**Your task:**
Determine which lines of the records include the word "label", and copy them.
## Begin Records for this exercise
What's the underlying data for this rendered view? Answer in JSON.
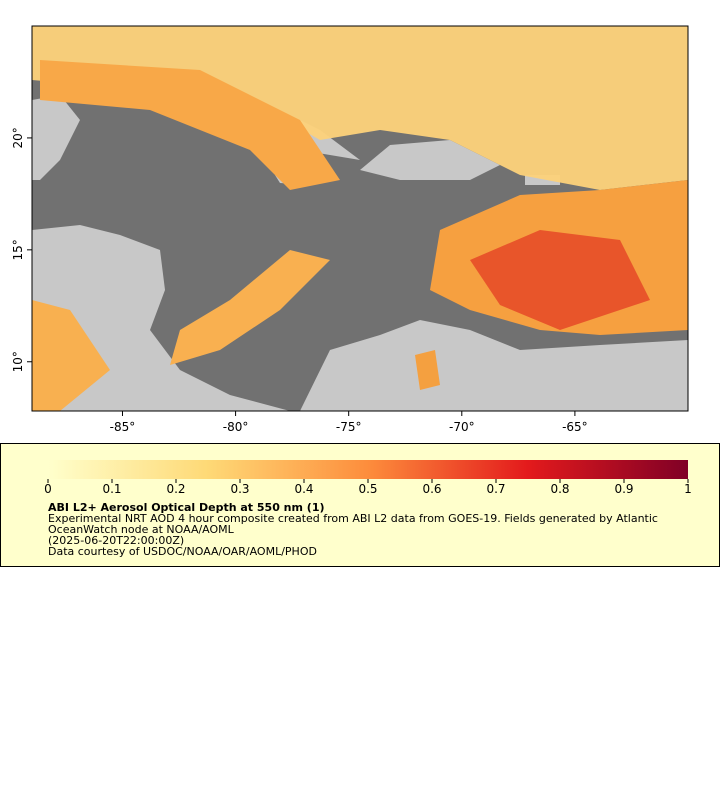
{
  "chart_data": {
    "type": "map",
    "xlim": [
      -89,
      -60
    ],
    "ylim": [
      7.8,
      25
    ],
    "xticks": [
      {
        "value": -85,
        "label": "-85°"
      },
      {
        "value": -80,
        "label": "-80°"
      },
      {
        "value": -75,
        "label": "-75°"
      },
      {
        "value": -70,
        "label": "-70°"
      },
      {
        "value": -65,
        "label": "-65°"
      }
    ],
    "yticks": [
      {
        "value": 10,
        "label": "10°"
      },
      {
        "value": 15,
        "label": "15°"
      },
      {
        "value": 20,
        "label": "20°"
      }
    ],
    "colorbar": {
      "lim": [
        0,
        1
      ],
      "ticks": [
        0,
        0.1,
        0.2,
        0.3,
        0.4,
        0.5,
        0.6,
        0.7,
        0.8,
        0.9,
        1
      ],
      "colors": [
        "#ffffcc",
        "#fed976",
        "#fd8d3c",
        "#e31a1c",
        "#800026"
      ]
    },
    "title": "ABI L2+ Aerosol Optical Depth at 550 nm (1)",
    "description": [
      "Experimental NRT AOD 4 hour composite created from ABI L2 data from GOES-19. Fields generated by Atlantic",
      "OceanWatch node at NOAA/AOML",
      "(2025-06-20T22:00:00Z)",
      "Data courtesy of USDOC/NOAA/OAR/AOML/PHOD"
    ]
  }
}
## End Records for this exercise
**Expected answer:**
        "label": "-85°"
        "label": "-80°"
        "label": "-75°"
        "label": "-70°"
        "label": "-65°"
        "label": "10°"
        "label": "15°"
        "label": "20°"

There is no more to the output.